(YOUR GOAL): The entries are to be returned exactly, with images left out.

▶

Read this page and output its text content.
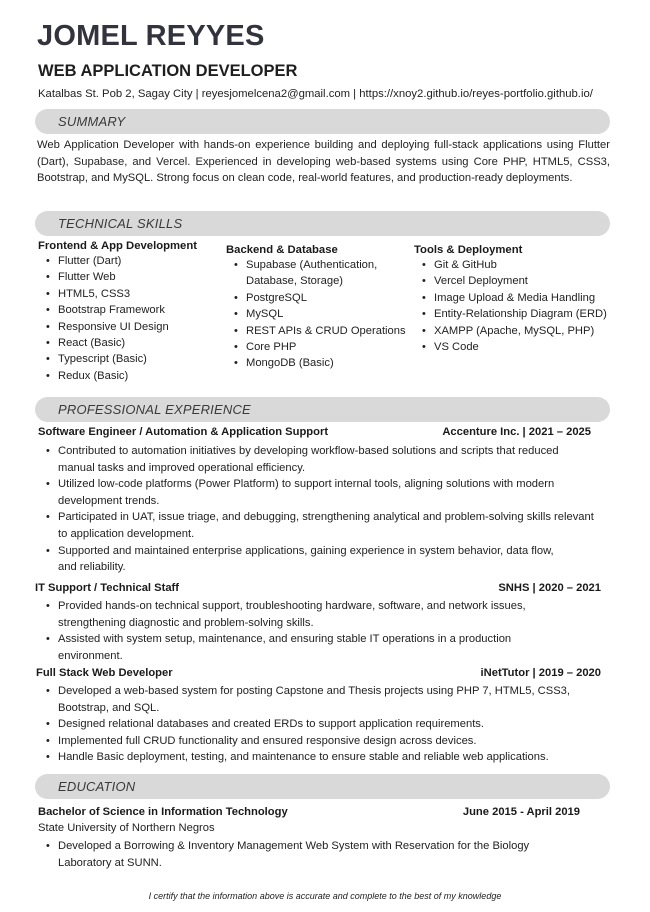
JOMEL REYYES
WEB APPLICATION DEVELOPER
Katalbas St. Pob 2, Sagay City | reyesjomelcena2@gmail.com | https://xnoy2.github.io/reyes-portfolio.github.io/
SUMMARY
Web Application Developer with hands-on experience building and deploying full-stack applications using Flutter (Dart), Supabase, and Vercel. Experienced in developing web-based systems using Core PHP, HTML5, CSS3, Bootstrap, and MySQL. Strong focus on clean code, real-world features, and production-ready deployments.
TECHNICAL SKILLS
Frontend & App Development
• Flutter (Dart)
• Flutter Web
• HTML5, CSS3
• Bootstrap Framework
• Responsive UI Design
• React (Basic)
• Typescript (Basic)
• Redux (Basic)
Backend & Database
• Supabase (Authentication, Database, Storage)
• PostgreSQL
• MySQL
• REST APIs & CRUD Operations
• Core PHP
• MongoDB (Basic)
Tools & Deployment
• Git & GitHub
• Vercel Deployment
• Image Upload & Media Handling
• Entity-Relationship Diagram (ERD)
• XAMPP (Apache, MySQL, PHP)
• VS Code
PROFESSIONAL EXPERIENCE
Software Engineer / Automation & Application Support	Accenture Inc. | 2021 – 2025
• Contributed to automation initiatives by developing workflow-based solutions and scripts that reduced manual tasks and improved operational efficiency.
• Utilized low-code platforms (Power Platform) to support internal tools, aligning solutions with modern development trends.
• Participated in UAT, issue triage, and debugging, strengthening analytical and problem-solving skills relevant to application development.
• Supported and maintained enterprise applications, gaining experience in system behavior, data flow, and reliability.
IT Support / Technical Staff	SNHS | 2020 – 2021
• Provided hands-on technical support, troubleshooting hardware, software, and network issues, strengthening diagnostic and problem-solving skills.
• Assisted with system setup, maintenance, and ensuring stable IT operations in a production environment.
Full Stack Web Developer	iNetTutor | 2019 – 2020
• Developed a web-based system for posting Capstone and Thesis projects using PHP 7, HTML5, CSS3, Bootstrap, and SQL.
• Designed relational databases and created ERDs to support application requirements.
• Implemented full CRUD functionality and ensured responsive design across devices.
• Handle Basic deployment, testing, and maintenance to ensure stable and reliable web applications.
EDUCATION
Bachelor of Science in Information Technology	June 2015 - April 2019
State University of Northern Negros
• Developed a Borrowing & Inventory Management Web System with Reservation for the Biology Laboratory at SUNN.
I certify that the information above is accurate and complete to the best of my knowledge
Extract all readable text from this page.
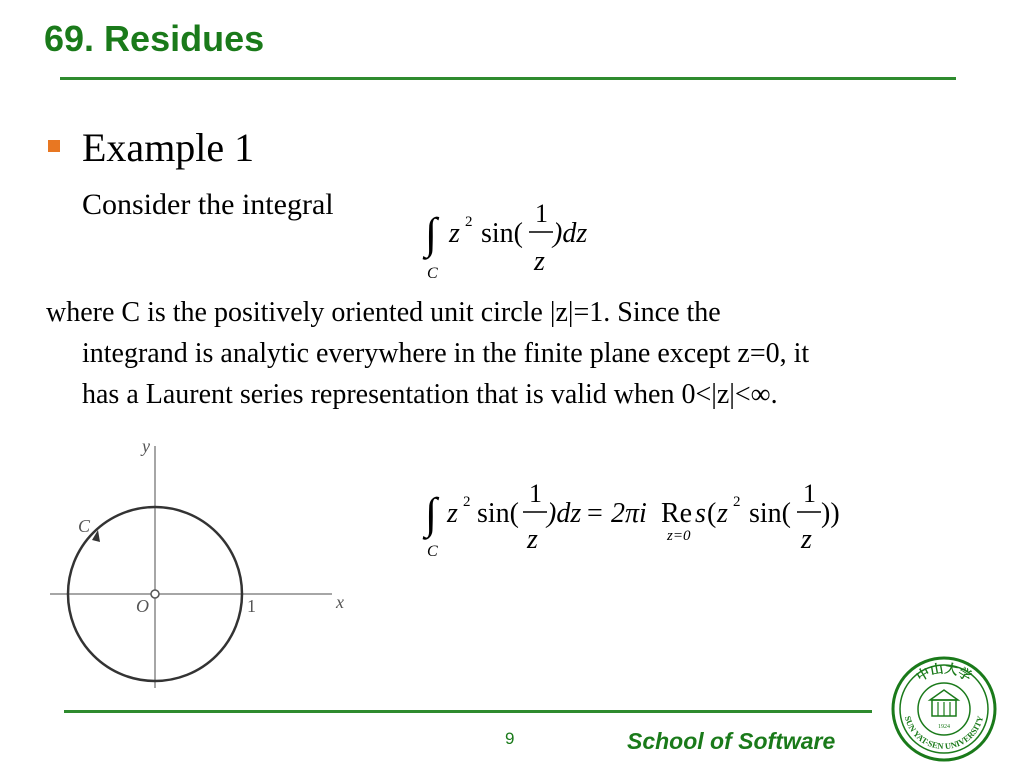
69. Residues
Example 1
Consider the integral
∫
C
z 2 sin(
1
z
)dz
where C is the positively oriented unit circle |z|=1. Since the
integrand is analytic everywhere in the finite plane except z=0, it
has a Laurent series representation that is valid when 0<|z|<∞.
y
x
O	1
C	∫
C
z 2 sin(
1
z
)dz = 2πi Re s
z=0
( z 2 sin(
1
z
))
9	School of Software
中山大学
SUN YAT-SEN UNIVERSITY
1924
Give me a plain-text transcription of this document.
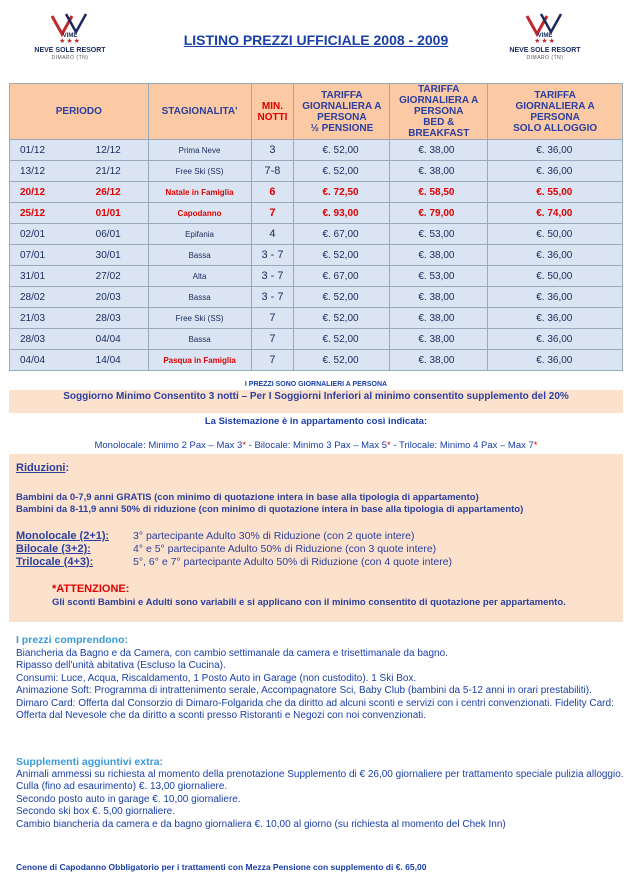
VIME
★★★
NEVE SOLE RESORT
DIMARO (TN)
VIME
★★★
NEVE SOLE RESORT
DIMARO (TN)
LISTINO PREZZI UFFICIALE 2008 - 2009
PERIODO	STAGIONALITA'	MIN.
NOTTI	TARIFFA
GIORNALIERA A
PERSONA
½ PENSIONE	TARIFFA
GIORNALIERA A
PERSONA
BED &
BREAKFAST	TARIFFA
GIORNALIERA A
PERSONA
SOLO ALLOGGIO
01/12 12/12	Prima Neve	3	€. 52,00	€. 38,00	€. 36,00
13/12 21/12	Free Ski (SS)	7-8	€. 52,00	€. 38,00	€. 36,00
20/12 26/12	Natale in Famiglia	6	€. 72,50	€. 58,50	€. 55,00
25/12 01/01	Capodanno	7	€. 93,00	€. 79,00	€. 74,00
02/01 06/01	Epifania	4	€. 67,00	€. 53,00	€. 50,00
07/01 30/01	Bassa	3 - 7	€. 52,00	€. 38,00	€. 36,00
31/01 27/02	Alta	3 - 7	€. 67,00	€. 53,00	€. 50,00
28/02 20/03	Bassa	3 - 7	€. 52,00	€. 38,00	€. 36,00
21/03 28/03	Free Ski (SS)	7	€. 52,00	€. 38,00	€. 36,00
28/03 04/04	Bassa	7	€. 52,00	€. 38,00	€. 36,00
04/04 14/04	Pasqua in Famiglia	7	€. 52,00	€. 38,00	€. 36,00
I PREZZI SONO GIORNALIERI A PERSONA
Soggiorno Minimo Consentito 3 notti – Per I Soggiorni Inferiori al minimo consentito supplemento del 20%
La Sistemazione è in appartamento così indicata:
Monolocale: Minimo 2 Pax – Max 3* - Bilocale: Minimo 3 Pax – Max 5* - Trilocale: Minimo 4 Pax – Max 7*
Riduzioni:
Bambini da 0-7,9 anni GRATIS (con minimo di quotazione intera in base alla tipologia di appartamento)
Bambini da 8-11,9 anni 50% di riduzione (con minimo di quotazione intera in base alla tipologia di appartamento)
Monolocale (2+1): 3° partecipante Adulto 30% di Riduzione (con 2 quote intere)
Bilocale (3+2):	4° e 5° partecipante Adulto 50% di Riduzione (con 3 quote intere)
Trilocale (4+3):	5°, 6° e 7° partecipante Adulto 50% di Riduzione (con 4 quote intere)
*ATTENZIONE:
Gli sconti Bambini e Adulti sono variabili e si applicano con il minimo consentito di quotazione per appartamento.
I prezzi comprendono:
Biancheria da Bagno e da Camera, con cambio settimanale da camera e trisettimanale da bagno.
Ripasso dell'unità abitativa (Escluso la Cucina).
Consumi: Luce, Acqua, Riscaldamento, 1 Posto Auto in Garage (non custodito). 1 Ski Box.
Animazione Soft: Programma di intrattenimento serale, Accompagnatore Sci, Baby Club (bambini da 5-12 anni in orari prestabiliti). Dimaro Card: Offerta dal Consorzio di Dimaro-Folgarida che da diritto ad alcuni sconti e servizi con i centri convenzionati. Fidelity Card: Offerta dal Nevesole che da diritto a sconti presso Ristoranti e Negozi con noi convenzionati.
Supplementi aggiuntivi extra:
Animali ammessi su richiesta al momento della prenotazione Supplemento di € 26,00 giornaliere per trattamento speciale pulizia alloggio.
Culla (fino ad esaurimento) €. 13,00 giornaliere.
Secondo posto auto in garage €. 10,00 giornaliere.
Secondo ski box €. 5,00 giornaliere.
Cambio biancheria da camera e da bagno giornaliera €. 10,00 al giorno (su richiesta al momento del Chek Inn)
Cenone di Capodanno Obbligatorio per i trattamenti con Mezza Pensione con supplemento di €. 65,00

◀

(RESPONSE):
Read this page and output its text content.
JOMEL REYYES
WEB APPLICATION DEVELOPER
Katalbas St. Pob 2, Sagay City | reyesjomelcena2@gmail.com | https://xnoy2.github.io/reyes-portfolio.github.io/
SUMMARY
Web Application Developer with hands-on experience building and deploying full-stack applications using Flutter (Dart), Supabase, and Vercel. Experienced in developing web-based systems using Core PHP, HTML5, CSS3, Bootstrap, and MySQL. Strong focus on clean code, real-world features, and production-ready deployments.
TECHNICAL SKILLS
Frontend & App Development
• Flutter (Dart)
• Flutter Web
• HTML5, CSS3
• Bootstrap Framework
• Responsive UI Design
• React (Basic)
• Typescript (Basic)
• Redux (Basic)
Backend & Database
• Supabase (Authentication, Database, Storage)
• PostgreSQL
• MySQL
• REST APIs & CRUD Operations
• Core PHP
• MongoDB (Basic)
Tools & Deployment
• Git & GitHub
• Vercel Deployment
• Image Upload & Media Handling
• Entity-Relationship Diagram (ERD)
• XAMPP (Apache, MySQL, PHP)
• VS Code
PROFESSIONAL EXPERIENCE
Software Engineer / Automation & Application Support	Accenture Inc. | 2021 – 2025
• Contributed to automation initiatives by developing workflow-based solutions and scripts that reduced manual tasks and improved operational efficiency.
• Utilized low-code platforms (Power Platform) to support internal tools, aligning solutions with modern development trends.
• Participated in UAT, issue triage, and debugging, strengthening analytical and problem-solving skills relevant to application development.
• Supported and maintained enterprise applications, gaining experience in system behavior, data flow, and reliability.
IT Support / Technical Staff	SNHS | 2020 – 2021
• Provided hands-on technical support, troubleshooting hardware, software, and network issues, strengthening diagnostic and problem-solving skills.
• Assisted with system setup, maintenance, and ensuring stable IT operations in a production environment.
Full Stack Web Developer	iNetTutor | 2019 – 2020
• Developed a web-based system for posting Capstone and Thesis projects using PHP 7, HTML5, CSS3, Bootstrap, and SQL.
• Designed relational databases and created ERDs to support application requirements.
• Implemented full CRUD functionality and ensured responsive design across devices.
• Handle Basic deployment, testing, and maintenance to ensure stable and reliable web applications.
EDUCATION
Bachelor of Science in Information Technology	June 2015 - April 2019
State University of Northern Negros
• Developed a Borrowing & Inventory Management Web System with Reservation for the Biology Laboratory at SUNN.
I certify that the information above is accurate and complete to the best of my knowledge
Extract all readable text from this page.
69. Residues
Example 1
Consider the integral
∫
C
z 2 sin(
1
z
)dz
where C is the positively oriented unit circle |z|=1. Since the
integrand is analytic everywhere in the finite plane except z=0, it
has a Laurent series representation that is valid when 0<|z|<∞.
y
x
O	1
C	∫
C
z 2 sin(
1
z
)dz = 2πi Re s
z=0
( z 2 sin(
1
z
))
9	School of Software
中山大学
SUN YAT-SEN UNIVERSITY
1924
Give me a plain-text transcription of this document.
VIME
★★★
NEVE SOLE RESORT
DIMARO (TN)
VIME
★★★
NEVE SOLE RESORT
DIMARO (TN)
LISTINO PREZZI UFFICIALE 2008 - 2009
PERIODO	STAGIONALITA'	MIN.
NOTTI	TARIFFA
GIORNALIERA A
PERSONA
½ PENSIONE	TARIFFA
GIORNALIERA A
PERSONA
BED &
BREAKFAST	TARIFFA
GIORNALIERA A
PERSONA
SOLO ALLOGGIO
01/12 12/12	Prima Neve	3	€. 52,00	€. 38,00	€. 36,00
13/12 21/12	Free Ski (SS)	7-8	€. 52,00	€. 38,00	€. 36,00
20/12 26/12	Natale in Famiglia	6	€. 72,50	€. 58,50	€. 55,00
25/12 01/01	Capodanno	7	€. 93,00	€. 79,00	€. 74,00
02/01 06/01	Epifania	4	€. 67,00	€. 53,00	€. 50,00
07/01 30/01	Bassa	3 - 7	€. 52,00	€. 38,00	€. 36,00
31/01 27/02	Alta	3 - 7	€. 67,00	€. 53,00	€. 50,00
28/02 20/03	Bassa	3 - 7	€. 52,00	€. 38,00	€. 36,00
21/03 28/03	Free Ski (SS)	7	€. 52,00	€. 38,00	€. 36,00
28/03 04/04	Bassa	7	€. 52,00	€. 38,00	€. 36,00
04/04 14/04	Pasqua in Famiglia	7	€. 52,00	€. 38,00	€. 36,00
I PREZZI SONO GIORNALIERI A PERSONA
Soggiorno Minimo Consentito 3 notti – Per I Soggiorni Inferiori al minimo consentito supplemento del 20%
La Sistemazione è in appartamento così indicata:
Monolocale: Minimo 2 Pax – Max 3* - Bilocale: Minimo 3 Pax – Max 5* - Trilocale: Minimo 4 Pax – Max 7*
Riduzioni:
Bambini da 0-7,9 anni GRATIS (con minimo di quotazione intera in base alla tipologia di appartamento)
Bambini da 8-11,9 anni 50% di riduzione (con minimo di quotazione intera in base alla tipologia di appartamento)
Monolocale (2+1): 3° partecipante Adulto 30% di Riduzione (con 2 quote intere)
Bilocale (3+2):	4° e 5° partecipante Adulto 50% di Riduzione (con 3 quote intere)
Trilocale (4+3):	5°, 6° e 7° partecipante Adulto 50% di Riduzione (con 4 quote intere)
*ATTENZIONE:
Gli sconti Bambini e Adulti sono variabili e si applicano con il minimo consentito di quotazione per appartamento.
I prezzi comprendono:
Biancheria da Bagno e da Camera, con cambio settimanale da camera e trisettimanale da bagno.
Ripasso dell'unità abitativa (Escluso la Cucina).
Consumi: Luce, Acqua, Riscaldamento, 1 Posto Auto in Garage (non custodito). 1 Ski Box.
Animazione Soft: Programma di intrattenimento serale, Accompagnatore Sci, Baby Club (bambini da 5-12 anni in orari prestabiliti). Dimaro Card: Offerta dal Consorzio di Dimaro-Folgarida che da diritto ad alcuni sconti e servizi con i centri convenzionati. Fidelity Card: Offerta dal Nevesole che da diritto a sconti presso Ristoranti e Negozi con noi convenzionati.
Supplementi aggiuntivi extra:
Animali ammessi su richiesta al momento della prenotazione Supplemento di € 26,00 giornaliere per trattamento speciale pulizia alloggio.
Culla (fino ad esaurimento) €. 13,00 giornaliere.
Secondo posto auto in garage €. 10,00 giornaliere.
Secondo ski box €. 5,00 giornaliere.
Cambio biancheria da camera e da bagno giornaliera €. 10,00 al giorno (su richiesta al momento del Chek Inn)
Cenone di Capodanno Obbligatorio per i trattamenti con Mezza Pensione con supplemento di €. 65,00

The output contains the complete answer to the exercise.